**REQUIRED TASKS:**
A. In the baseball bounce-test question, explain in one to three sentences why 92.84 in. is the value the new balls are measured against.
B. Carry the baseball bounce-test question forward from its last line.

**PAGE EXTRACT:**
-- Start --

Question

4.In previous tests, baseballs were dropped 24 ft onto concrete surface, and they bounced an average...

4.In previous tests, baseballs were dropped 24 ft onto concrete surface, and they bounced an average of 92.84 in. In a test of sample of 40 new balls, the bounce height had a mean of 92.67 in. and a standard deviation of 1.79 in. Use 0.05 significance level to test the claim that the new balls have bounce heights with mean same as 92.84 in. Is this a one tailed or a two tailed test? Write the Null Hypothesis in symbols: Write the Null Hypothesis in words: Write the Alternate Hypothesis in symbols: Write the Alternate Hypothesis in words: Write the decision rule. No need for the bell curve—just write the rule Calculate “Z” (you may copy+paste Minitab results here Write the decision regarding the Null Hypothesis Write your conclusion j)What is the P-value?

-- End --

**PROVIDED MATERIAL:**

-- Start --

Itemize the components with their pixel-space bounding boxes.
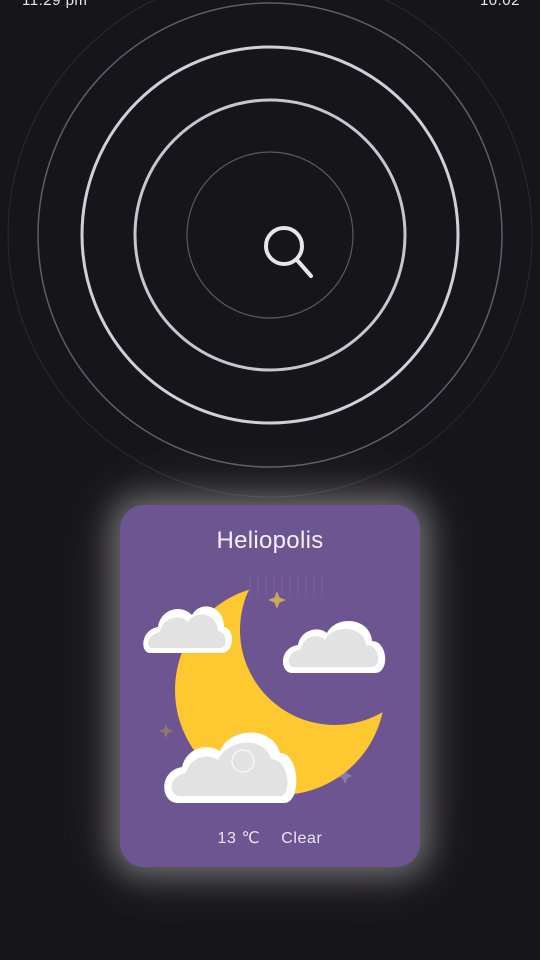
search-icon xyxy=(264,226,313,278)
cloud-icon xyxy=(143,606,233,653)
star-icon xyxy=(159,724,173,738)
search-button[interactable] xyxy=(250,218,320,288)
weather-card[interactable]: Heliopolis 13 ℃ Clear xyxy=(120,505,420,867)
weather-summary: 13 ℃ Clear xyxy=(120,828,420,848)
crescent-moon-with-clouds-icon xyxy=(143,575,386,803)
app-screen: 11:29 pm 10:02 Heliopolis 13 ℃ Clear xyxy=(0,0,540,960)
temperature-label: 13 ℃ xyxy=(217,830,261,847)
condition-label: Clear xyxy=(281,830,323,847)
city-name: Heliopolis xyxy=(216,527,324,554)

-- End --

**ANSWER LIST:**
A. It is the average bounce height from earlier tests, in which baseballs were dropped 24 ft onto a concrete surface. The claim under test is that the new balls have a mean bounce height equal to that earlier figure.

B.
Homework Answers

Answer #1

Null hypothesis: The mean height of bounce is 92.84 in
Alternate hypothesis: The mean height of bounce is not equals to 92.84 in

H0: mu = 92.84
Ha: mu not equals 92.84

xbar = 92.67, n = 40
s = 1.79

This is two tailed test.

Decision rule,
reject H0 if z < -1.96 or t > 1.96

Test statistic,
z = (xbar - mu)/(s/sqrt(n))
z = (92.67 - 92.84)/(1.79/sqrt(40))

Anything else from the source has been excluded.